▶ **YOUR TASK**
Using the material below, copy every line where "logo" appears.

::: INFORMATION SHOWN :::

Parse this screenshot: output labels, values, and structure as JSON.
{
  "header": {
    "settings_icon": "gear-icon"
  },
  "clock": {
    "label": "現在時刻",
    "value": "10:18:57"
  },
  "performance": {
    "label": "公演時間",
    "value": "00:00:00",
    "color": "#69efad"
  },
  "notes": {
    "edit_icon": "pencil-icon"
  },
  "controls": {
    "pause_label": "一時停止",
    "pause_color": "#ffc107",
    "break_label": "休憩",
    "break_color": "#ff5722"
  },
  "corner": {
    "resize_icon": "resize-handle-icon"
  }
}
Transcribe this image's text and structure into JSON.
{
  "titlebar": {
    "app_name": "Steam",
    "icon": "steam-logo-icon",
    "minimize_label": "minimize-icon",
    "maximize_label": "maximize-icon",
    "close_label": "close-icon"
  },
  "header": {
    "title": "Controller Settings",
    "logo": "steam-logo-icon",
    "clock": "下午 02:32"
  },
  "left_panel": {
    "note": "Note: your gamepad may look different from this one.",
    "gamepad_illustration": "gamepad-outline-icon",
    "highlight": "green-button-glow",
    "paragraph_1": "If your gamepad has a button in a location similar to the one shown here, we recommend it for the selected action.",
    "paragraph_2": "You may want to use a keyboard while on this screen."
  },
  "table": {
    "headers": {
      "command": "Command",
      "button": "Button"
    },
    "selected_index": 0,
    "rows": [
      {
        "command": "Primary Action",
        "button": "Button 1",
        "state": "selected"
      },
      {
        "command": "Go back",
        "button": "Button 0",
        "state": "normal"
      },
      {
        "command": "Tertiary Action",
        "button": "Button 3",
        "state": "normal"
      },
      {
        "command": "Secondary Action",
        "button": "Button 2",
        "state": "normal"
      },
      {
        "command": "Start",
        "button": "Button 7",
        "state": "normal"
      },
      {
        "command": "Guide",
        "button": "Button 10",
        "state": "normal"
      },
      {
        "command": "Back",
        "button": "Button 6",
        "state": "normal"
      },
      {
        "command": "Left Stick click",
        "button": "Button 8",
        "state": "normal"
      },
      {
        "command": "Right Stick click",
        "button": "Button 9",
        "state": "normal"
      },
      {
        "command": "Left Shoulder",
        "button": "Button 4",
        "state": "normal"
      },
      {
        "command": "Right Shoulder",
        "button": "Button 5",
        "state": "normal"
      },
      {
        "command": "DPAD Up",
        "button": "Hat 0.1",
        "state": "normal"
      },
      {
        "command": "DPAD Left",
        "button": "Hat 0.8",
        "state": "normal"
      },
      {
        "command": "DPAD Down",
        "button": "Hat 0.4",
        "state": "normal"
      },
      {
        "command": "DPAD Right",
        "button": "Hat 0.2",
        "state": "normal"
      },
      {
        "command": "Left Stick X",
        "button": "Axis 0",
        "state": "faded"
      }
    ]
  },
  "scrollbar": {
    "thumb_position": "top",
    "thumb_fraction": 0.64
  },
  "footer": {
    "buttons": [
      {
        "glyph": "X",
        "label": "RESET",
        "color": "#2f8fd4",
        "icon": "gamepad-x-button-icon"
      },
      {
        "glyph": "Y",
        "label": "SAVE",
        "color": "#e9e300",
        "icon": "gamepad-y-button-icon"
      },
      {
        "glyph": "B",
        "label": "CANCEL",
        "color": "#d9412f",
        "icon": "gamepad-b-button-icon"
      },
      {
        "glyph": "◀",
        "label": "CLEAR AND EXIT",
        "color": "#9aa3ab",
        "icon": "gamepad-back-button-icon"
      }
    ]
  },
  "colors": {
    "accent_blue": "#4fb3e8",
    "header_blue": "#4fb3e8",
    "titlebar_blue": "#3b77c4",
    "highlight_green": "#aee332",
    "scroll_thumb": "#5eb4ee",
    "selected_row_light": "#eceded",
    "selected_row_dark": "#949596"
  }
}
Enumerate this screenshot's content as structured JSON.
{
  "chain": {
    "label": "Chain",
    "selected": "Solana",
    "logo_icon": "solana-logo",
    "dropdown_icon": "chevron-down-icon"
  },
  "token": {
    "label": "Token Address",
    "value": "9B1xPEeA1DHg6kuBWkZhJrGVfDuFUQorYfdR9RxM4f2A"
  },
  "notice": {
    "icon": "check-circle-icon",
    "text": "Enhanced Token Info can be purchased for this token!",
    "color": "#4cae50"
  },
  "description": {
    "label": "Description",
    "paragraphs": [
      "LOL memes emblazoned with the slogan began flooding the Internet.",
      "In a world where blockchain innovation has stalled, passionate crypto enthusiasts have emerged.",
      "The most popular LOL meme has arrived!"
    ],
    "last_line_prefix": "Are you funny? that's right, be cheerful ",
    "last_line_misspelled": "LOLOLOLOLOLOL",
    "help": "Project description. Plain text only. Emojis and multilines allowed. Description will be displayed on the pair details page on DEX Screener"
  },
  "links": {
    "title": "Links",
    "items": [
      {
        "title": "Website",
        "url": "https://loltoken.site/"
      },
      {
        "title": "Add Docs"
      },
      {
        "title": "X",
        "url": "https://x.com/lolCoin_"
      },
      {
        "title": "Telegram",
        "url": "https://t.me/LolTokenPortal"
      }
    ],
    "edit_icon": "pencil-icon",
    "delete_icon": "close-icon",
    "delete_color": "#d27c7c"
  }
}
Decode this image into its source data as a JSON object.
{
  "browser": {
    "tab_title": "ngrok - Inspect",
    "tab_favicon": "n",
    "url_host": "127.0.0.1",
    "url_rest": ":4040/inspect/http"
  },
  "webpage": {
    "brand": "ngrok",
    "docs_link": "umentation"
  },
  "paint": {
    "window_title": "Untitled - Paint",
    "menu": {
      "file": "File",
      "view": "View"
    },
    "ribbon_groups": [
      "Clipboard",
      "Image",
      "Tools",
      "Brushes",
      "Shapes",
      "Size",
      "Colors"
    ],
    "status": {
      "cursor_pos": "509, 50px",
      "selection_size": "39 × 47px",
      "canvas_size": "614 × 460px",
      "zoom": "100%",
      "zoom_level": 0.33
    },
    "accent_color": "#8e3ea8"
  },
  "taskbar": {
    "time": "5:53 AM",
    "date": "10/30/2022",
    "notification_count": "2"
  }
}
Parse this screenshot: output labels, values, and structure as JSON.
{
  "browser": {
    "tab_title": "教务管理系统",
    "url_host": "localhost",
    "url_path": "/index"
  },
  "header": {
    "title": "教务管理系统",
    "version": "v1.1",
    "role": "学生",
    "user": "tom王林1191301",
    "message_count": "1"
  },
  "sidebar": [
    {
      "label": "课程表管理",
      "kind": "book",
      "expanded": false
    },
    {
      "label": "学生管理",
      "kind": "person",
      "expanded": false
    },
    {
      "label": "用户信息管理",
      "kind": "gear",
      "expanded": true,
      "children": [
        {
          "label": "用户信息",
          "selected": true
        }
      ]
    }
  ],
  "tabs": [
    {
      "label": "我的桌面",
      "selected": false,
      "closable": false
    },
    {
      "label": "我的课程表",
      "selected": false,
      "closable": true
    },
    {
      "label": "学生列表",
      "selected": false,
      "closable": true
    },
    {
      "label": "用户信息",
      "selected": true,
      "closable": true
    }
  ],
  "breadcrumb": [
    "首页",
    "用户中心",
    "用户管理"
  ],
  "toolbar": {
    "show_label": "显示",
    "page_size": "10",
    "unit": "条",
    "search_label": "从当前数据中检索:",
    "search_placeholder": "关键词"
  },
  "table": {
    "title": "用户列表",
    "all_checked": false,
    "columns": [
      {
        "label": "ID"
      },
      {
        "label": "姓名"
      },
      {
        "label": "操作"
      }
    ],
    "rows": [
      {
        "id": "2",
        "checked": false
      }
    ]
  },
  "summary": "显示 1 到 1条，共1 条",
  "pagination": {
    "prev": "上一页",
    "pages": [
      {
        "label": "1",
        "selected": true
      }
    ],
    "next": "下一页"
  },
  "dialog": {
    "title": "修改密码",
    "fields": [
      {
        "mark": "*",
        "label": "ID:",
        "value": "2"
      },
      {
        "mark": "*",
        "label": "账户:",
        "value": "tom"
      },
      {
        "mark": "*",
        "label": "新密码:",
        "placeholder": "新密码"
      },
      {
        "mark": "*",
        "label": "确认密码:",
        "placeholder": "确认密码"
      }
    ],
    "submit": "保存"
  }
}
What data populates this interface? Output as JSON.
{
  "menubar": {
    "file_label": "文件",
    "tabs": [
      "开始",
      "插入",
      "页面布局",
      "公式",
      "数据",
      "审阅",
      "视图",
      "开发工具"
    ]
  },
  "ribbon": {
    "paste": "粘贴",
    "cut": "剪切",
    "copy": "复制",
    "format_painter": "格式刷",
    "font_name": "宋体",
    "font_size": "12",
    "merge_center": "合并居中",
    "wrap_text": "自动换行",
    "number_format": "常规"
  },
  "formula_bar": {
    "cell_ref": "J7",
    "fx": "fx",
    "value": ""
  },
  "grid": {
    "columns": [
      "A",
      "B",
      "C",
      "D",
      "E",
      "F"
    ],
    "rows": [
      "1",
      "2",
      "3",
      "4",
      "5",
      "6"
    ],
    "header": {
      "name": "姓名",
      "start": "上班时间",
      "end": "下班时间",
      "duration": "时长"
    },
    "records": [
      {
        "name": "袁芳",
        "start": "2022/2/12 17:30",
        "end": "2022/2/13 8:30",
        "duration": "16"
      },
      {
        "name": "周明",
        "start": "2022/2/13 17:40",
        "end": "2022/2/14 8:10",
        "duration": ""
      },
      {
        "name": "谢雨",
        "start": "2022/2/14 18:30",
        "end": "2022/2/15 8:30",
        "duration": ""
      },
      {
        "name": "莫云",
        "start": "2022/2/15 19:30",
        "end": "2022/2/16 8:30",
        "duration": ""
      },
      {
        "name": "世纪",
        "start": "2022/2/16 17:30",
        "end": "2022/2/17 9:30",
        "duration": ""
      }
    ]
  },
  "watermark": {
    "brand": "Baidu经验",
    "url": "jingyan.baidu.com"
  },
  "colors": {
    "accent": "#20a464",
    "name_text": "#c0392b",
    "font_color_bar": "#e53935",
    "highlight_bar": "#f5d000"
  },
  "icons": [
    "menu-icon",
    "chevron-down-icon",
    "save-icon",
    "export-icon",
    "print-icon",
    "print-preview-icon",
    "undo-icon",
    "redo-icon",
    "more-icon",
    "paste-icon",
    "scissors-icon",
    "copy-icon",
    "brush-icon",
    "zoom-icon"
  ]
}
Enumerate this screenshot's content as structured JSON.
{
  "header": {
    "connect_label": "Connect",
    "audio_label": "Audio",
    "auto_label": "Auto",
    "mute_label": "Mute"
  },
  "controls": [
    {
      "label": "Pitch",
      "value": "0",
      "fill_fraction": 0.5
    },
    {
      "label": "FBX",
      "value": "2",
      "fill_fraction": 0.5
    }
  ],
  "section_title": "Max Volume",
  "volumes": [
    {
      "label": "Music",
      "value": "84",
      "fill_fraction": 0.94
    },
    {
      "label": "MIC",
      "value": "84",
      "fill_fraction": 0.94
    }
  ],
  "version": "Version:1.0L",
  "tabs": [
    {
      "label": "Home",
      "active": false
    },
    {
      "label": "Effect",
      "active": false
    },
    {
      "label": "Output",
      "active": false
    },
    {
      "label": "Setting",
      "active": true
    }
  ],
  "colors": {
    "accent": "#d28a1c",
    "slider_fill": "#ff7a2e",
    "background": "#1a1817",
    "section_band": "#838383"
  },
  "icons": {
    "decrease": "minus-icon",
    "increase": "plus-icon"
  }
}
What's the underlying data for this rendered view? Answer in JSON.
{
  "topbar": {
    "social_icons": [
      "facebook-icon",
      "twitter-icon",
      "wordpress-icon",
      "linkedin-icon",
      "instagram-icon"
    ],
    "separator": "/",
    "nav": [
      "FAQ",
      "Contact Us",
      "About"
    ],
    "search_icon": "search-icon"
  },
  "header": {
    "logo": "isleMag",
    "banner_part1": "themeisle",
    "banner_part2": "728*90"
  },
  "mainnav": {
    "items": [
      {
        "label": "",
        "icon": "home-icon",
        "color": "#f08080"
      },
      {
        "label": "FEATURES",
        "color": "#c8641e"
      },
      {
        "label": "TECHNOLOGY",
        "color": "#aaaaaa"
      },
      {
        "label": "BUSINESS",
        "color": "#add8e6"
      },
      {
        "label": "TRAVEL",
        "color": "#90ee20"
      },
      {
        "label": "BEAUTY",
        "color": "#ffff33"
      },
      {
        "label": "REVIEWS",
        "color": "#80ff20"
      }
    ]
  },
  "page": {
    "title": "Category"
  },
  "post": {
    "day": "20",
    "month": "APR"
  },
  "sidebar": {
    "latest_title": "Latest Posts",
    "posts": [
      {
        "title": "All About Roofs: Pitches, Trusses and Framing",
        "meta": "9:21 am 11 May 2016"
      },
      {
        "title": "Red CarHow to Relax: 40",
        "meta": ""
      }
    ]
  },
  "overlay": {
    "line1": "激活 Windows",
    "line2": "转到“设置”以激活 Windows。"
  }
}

:::

▶ **OUTPUT FOR THIS EXERCISE**
    "icon": "steam-logo-icon",
    "logo": "steam-logo-icon",
    "logo_icon": "solana-logo",
    "logo": "isleMag",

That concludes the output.